━━━━━ Records for this task

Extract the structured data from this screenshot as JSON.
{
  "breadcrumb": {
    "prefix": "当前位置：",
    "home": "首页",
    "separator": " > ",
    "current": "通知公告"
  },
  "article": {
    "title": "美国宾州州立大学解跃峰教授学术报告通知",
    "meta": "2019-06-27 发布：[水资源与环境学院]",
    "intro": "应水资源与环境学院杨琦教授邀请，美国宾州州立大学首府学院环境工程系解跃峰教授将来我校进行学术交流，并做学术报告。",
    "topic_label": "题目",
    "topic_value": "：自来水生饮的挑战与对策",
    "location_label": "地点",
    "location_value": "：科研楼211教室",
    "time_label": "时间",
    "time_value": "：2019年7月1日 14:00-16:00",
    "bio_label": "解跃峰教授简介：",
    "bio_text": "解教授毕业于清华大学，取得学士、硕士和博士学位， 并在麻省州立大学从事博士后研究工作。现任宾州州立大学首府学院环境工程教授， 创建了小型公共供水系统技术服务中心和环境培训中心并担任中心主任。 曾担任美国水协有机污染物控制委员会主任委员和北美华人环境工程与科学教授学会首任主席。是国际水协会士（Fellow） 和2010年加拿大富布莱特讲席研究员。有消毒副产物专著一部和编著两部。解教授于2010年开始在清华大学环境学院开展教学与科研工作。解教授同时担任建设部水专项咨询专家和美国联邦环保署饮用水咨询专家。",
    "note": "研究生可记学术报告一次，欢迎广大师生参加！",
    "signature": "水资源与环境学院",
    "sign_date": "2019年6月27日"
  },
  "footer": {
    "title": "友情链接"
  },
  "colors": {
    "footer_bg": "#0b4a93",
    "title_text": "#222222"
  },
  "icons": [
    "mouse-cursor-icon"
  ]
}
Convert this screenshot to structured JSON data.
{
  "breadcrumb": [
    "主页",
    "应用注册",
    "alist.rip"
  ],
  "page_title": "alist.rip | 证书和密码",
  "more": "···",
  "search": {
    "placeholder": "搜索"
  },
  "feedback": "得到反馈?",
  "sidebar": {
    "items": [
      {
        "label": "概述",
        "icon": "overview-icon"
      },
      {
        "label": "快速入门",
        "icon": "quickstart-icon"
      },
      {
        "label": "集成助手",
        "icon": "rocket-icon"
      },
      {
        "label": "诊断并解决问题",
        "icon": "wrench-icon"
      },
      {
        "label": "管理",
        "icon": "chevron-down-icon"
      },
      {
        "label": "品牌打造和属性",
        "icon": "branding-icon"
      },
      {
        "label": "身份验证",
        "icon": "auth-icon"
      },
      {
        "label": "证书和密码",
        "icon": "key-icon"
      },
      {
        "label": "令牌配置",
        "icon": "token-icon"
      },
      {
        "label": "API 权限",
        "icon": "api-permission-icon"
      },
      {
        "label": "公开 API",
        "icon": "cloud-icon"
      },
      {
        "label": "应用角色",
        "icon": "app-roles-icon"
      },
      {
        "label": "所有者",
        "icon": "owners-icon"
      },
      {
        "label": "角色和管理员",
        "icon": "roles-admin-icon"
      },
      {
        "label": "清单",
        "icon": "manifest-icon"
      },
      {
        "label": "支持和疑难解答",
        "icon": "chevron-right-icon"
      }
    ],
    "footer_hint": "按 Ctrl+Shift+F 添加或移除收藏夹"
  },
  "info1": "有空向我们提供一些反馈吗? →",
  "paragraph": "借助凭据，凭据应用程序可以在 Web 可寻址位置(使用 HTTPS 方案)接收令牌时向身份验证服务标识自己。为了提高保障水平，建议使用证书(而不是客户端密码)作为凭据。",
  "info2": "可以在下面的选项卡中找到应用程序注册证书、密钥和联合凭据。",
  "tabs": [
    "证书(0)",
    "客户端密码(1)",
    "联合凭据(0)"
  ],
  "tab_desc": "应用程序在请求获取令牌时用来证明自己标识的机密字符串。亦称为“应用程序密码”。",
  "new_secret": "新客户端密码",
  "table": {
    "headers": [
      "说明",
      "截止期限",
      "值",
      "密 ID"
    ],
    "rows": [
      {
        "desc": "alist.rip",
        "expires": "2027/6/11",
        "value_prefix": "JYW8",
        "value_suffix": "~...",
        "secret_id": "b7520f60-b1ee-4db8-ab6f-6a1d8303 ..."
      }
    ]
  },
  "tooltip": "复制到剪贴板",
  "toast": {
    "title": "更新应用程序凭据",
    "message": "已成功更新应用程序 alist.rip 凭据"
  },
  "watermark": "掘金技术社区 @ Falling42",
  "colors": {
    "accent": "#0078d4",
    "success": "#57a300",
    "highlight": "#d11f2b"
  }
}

━━━━━━━━━━
━━━━━ Records for this task

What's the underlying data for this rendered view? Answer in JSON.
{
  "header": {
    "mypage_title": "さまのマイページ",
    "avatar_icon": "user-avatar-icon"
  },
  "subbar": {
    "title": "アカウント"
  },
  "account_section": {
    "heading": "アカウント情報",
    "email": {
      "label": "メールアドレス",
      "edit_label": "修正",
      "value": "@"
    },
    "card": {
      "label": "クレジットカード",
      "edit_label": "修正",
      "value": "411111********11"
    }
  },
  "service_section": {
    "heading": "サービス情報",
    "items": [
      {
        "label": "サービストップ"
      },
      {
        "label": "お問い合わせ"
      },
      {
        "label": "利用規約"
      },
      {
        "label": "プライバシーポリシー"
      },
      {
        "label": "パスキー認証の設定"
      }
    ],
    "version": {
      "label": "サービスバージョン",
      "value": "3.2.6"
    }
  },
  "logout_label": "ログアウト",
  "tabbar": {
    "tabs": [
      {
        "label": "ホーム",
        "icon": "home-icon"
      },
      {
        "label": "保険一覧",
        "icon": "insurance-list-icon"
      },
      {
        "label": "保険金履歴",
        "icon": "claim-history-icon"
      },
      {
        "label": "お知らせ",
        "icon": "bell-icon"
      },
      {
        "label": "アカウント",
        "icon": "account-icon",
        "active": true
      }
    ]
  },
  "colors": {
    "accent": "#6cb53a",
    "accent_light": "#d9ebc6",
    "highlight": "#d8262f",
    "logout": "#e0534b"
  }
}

━━━━━━━━━━
━━━━━ Records for this task

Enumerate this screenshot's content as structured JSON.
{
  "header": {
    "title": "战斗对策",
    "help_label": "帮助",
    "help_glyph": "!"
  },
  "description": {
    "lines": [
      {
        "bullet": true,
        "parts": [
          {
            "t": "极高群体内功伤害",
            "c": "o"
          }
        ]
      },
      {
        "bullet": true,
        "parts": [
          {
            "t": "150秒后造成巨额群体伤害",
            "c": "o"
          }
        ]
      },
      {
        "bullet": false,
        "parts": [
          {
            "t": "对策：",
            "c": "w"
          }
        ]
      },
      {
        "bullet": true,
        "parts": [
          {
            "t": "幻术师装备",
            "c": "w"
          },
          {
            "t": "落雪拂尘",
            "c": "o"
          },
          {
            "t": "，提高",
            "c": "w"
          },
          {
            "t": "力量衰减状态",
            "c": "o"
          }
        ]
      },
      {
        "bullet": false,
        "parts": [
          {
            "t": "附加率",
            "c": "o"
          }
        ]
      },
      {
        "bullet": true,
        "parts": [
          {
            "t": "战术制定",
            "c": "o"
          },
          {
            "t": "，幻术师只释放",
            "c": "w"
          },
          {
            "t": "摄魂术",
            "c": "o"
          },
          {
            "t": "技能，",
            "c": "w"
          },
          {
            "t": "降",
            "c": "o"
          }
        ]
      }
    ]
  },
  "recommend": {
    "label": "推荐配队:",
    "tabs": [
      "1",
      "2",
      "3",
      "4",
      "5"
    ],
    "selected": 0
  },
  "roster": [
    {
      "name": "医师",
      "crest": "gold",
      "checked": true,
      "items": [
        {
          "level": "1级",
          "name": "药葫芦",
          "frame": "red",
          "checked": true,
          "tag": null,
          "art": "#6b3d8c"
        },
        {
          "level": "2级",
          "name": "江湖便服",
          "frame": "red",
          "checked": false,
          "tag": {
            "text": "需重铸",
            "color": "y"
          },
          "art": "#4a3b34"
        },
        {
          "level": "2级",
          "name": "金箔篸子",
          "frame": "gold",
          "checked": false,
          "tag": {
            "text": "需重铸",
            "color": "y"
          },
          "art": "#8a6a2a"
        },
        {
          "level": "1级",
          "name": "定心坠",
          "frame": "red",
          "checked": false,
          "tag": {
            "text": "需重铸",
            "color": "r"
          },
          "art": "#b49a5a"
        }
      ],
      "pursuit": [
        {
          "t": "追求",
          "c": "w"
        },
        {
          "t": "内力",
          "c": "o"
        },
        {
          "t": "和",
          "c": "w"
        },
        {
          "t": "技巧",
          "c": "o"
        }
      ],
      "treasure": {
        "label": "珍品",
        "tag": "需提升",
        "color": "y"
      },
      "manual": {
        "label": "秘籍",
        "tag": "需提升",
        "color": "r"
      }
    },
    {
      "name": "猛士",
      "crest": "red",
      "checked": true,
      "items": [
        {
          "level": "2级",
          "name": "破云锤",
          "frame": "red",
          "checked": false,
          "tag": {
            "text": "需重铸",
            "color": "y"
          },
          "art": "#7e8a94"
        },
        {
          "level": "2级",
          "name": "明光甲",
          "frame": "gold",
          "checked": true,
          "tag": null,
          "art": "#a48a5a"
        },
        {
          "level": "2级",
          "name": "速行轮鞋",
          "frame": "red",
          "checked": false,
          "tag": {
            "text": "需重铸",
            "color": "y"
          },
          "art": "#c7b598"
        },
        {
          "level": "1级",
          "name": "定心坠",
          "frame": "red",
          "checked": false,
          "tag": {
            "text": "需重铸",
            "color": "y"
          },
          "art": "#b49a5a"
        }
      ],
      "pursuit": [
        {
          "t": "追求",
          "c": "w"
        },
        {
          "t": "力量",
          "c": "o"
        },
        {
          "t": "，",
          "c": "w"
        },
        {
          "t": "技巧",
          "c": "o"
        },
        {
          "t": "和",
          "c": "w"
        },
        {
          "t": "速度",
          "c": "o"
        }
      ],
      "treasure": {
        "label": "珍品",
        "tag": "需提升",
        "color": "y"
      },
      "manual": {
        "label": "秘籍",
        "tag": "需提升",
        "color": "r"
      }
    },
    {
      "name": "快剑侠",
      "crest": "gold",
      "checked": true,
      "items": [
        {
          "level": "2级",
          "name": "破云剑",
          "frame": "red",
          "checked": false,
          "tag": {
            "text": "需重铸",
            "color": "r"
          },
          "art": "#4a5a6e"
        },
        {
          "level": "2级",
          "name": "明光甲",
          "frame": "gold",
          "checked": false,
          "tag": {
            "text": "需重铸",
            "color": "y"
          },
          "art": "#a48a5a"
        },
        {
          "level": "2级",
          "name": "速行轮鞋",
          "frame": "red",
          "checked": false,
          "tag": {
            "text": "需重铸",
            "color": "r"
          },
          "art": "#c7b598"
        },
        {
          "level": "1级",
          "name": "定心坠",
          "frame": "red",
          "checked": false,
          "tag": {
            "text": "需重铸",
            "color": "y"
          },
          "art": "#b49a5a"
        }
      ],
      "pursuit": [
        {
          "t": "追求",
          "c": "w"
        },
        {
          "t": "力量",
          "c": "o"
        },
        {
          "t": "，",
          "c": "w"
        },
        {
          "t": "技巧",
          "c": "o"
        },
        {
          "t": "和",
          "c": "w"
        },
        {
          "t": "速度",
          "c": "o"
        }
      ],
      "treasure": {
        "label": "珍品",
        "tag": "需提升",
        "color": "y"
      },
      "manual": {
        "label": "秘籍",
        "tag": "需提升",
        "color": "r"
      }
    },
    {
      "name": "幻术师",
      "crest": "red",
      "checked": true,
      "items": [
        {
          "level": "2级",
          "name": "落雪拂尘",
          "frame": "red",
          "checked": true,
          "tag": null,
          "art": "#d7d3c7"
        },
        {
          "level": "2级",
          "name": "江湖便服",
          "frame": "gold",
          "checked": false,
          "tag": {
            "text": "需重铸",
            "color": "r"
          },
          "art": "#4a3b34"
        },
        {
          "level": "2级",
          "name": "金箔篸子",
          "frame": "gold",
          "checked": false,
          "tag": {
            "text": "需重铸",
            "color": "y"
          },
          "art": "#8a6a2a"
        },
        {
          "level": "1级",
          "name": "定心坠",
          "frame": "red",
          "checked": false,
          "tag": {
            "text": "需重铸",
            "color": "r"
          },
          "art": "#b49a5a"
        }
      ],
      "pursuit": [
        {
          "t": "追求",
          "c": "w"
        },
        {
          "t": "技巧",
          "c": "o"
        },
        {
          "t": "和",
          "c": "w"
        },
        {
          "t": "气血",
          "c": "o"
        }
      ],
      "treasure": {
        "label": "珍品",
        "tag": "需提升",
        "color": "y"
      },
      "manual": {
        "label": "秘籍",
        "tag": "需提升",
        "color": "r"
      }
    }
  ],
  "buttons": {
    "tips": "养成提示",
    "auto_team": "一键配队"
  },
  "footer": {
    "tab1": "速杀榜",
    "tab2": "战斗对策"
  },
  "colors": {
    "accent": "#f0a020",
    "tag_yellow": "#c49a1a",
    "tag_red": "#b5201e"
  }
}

━━━━━━━━━━

Your task:
Find the string "highlight" in the entries above and return each line that holds it.

Solution to this problem:
    "highlight": "#d11f2b"
    "highlight": "#d8262f",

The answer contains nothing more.